Aim of the task
Restate all of the entries exactly, dropping any pictures they hold.

---

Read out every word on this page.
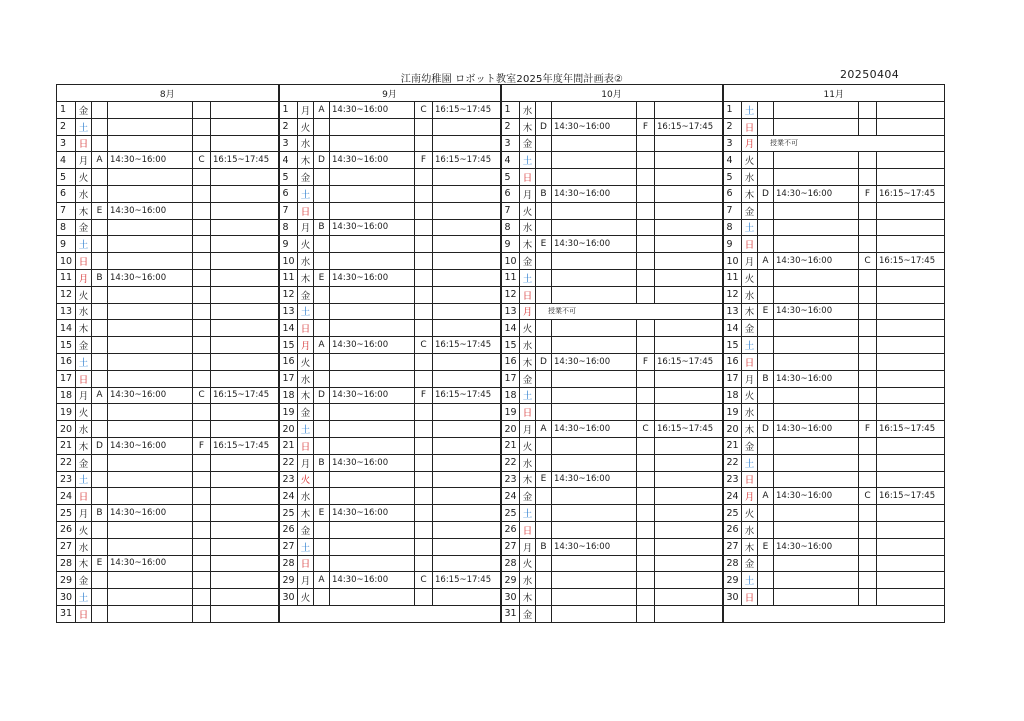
江南幼稚園 ロボット教室2025年度年間計画表②	20250404
8月						9月						10月						11月					
1	金					1	月	A	14:30~16:00	C	16:15~17:45	1	水					1	土				
2	土					2	火					2	木	D	14:30~16:00	F	16:15~17:45	2	日				
3	日					3	水					3	金					3	月	授業不可			
4	月	A	14:30~16:00	C	16:15~17:45	4	木	D	14:30~16:00	F	16:15~17:45	4	土					4	火				
5	火					5	金					5	日					5	水				
6	水					6	土					6	月	B	14:30~16:00			6	木	D	14:30~16:00	F	16:15~17:45
7	木	E	14:30~16:00			7	日					7	火					7	金				
8	金					8	月	B	14:30~16:00			8	水					8	土				
9	土					9	火					9	木	E	14:30~16:00			9	日				
10	日					10	水					10	金					10	月	A	14:30~16:00	C	16:15~17:45
11	月	B	14:30~16:00			11	木	E	14:30~16:00			11	土					11	火				
12	火					12	金					12	日					12	水				
13	水					13	土					13	月	授業不可				13	木	E	14:30~16:00		
14	木					14	日					14	火					14	金				
15	金					15	月	A	14:30~16:00	C	16:15~17:45	15	水					15	土				
16	土					16	火					16	木	D	14:30~16:00	F	16:15~17:45	16	日				
17	日					17	水					17	金					17	月	B	14:30~16:00		
18	月	A	14:30~16:00	C	16:15~17:45	18	木	D	14:30~16:00	F	16:15~17:45	18	土					18	火				
19	火					19	金					19	日					19	水				
20	水					20	土					20	月	A	14:30~16:00	C	16:15~17:45	20	木	D	14:30~16:00	F	16:15~17:45
21	木	D	14:30~16:00	F	16:15~17:45	21	日					21	火					21	金				
22	金					22	月	B	14:30~16:00			22	水					22	土				
23	土					23	火					23	木	E	14:30~16:00			23	日				
24	日					24	水					24	金					24	月	A	14:30~16:00	C	16:15~17:45
25	月	B	14:30~16:00			25	木	E	14:30~16:00			25	土					25	火				
26	火					26	金					26	日					26	水				
27	水					27	土					27	月	B	14:30~16:00			27	木	E	14:30~16:00		
28	木	E	14:30~16:00			28	日					28	火					28	金				
29	金					29	月	A	14:30~16:00	C	16:15~17:45	29	水					29	土				
30	土					30	火					30	木					30	日				
31	日											31	金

---

Correct output
Read out every word on this page.
江南幼稚園 ロボット教室2025年度年間計画表②	20250404
8月						9月						10月						11月					
1	金					1	月	A	14:30~16:00	C	16:15~17:45	1	水					1	土				
2	土					2	火					2	木	D	14:30~16:00	F	16:15~17:45	2	日				
3	日					3	水					3	金					3	月	授業不可			
4	月	A	14:30~16:00	C	16:15~17:45	4	木	D	14:30~16:00	F	16:15~17:45	4	土					4	火				
5	火					5	金					5	日					5	水				
6	水					6	土					6	月	B	14:30~16:00			6	木	D	14:30~16:00	F	16:15~17:45
7	木	E	14:30~16:00			7	日					7	火					7	金				
8	金					8	月	B	14:30~16:00			8	水					8	土				
9	土					9	火					9	木	E	14:30~16:00			9	日				
10	日					10	水					10	金					10	月	A	14:30~16:00	C	16:15~17:45
11	月	B	14:30~16:00			11	木	E	14:30~16:00			11	土					11	火				
12	火					12	金					12	日					12	水				
13	水					13	土					13	月	授業不可				13	木	E	14:30~16:00		
14	木					14	日					14	火					14	金				
15	金					15	月	A	14:30~16:00	C	16:15~17:45	15	水					15	土				
16	土					16	火					16	木	D	14:30~16:00	F	16:15~17:45	16	日				
17	日					17	水					17	金					17	月	B	14:30~16:00		
18	月	A	14:30~16:00	C	16:15~17:45	18	木	D	14:30~16:00	F	16:15~17:45	18	土					18	火				
19	火					19	金					19	日					19	水				
20	水					20	土					20	月	A	14:30~16:00	C	16:15~17:45	20	木	D	14:30~16:00	F	16:15~17:45
21	木	D	14:30~16:00	F	16:15~17:45	21	日					21	火					21	金				
22	金					22	月	B	14:30~16:00			22	水					22	土				
23	土					23	火					23	木	E	14:30~16:00			23	日				
24	日					24	水					24	金					24	月	A	14:30~16:00	C	16:15~17:45
25	月	B	14:30~16:00			25	木	E	14:30~16:00			25	土					25	火				
26	火					26	金					26	日					26	水				
27	水					27	土					27	月	B	14:30~16:00			27	木	E	14:30~16:00		
28	木	E	14:30~16:00			28	日					28	火					28	金				
29	金					29	月	A	14:30~16:00	C	16:15~17:45	29	水					29	土				
30	土					30	火					30	木					30	日				
31	日											31	金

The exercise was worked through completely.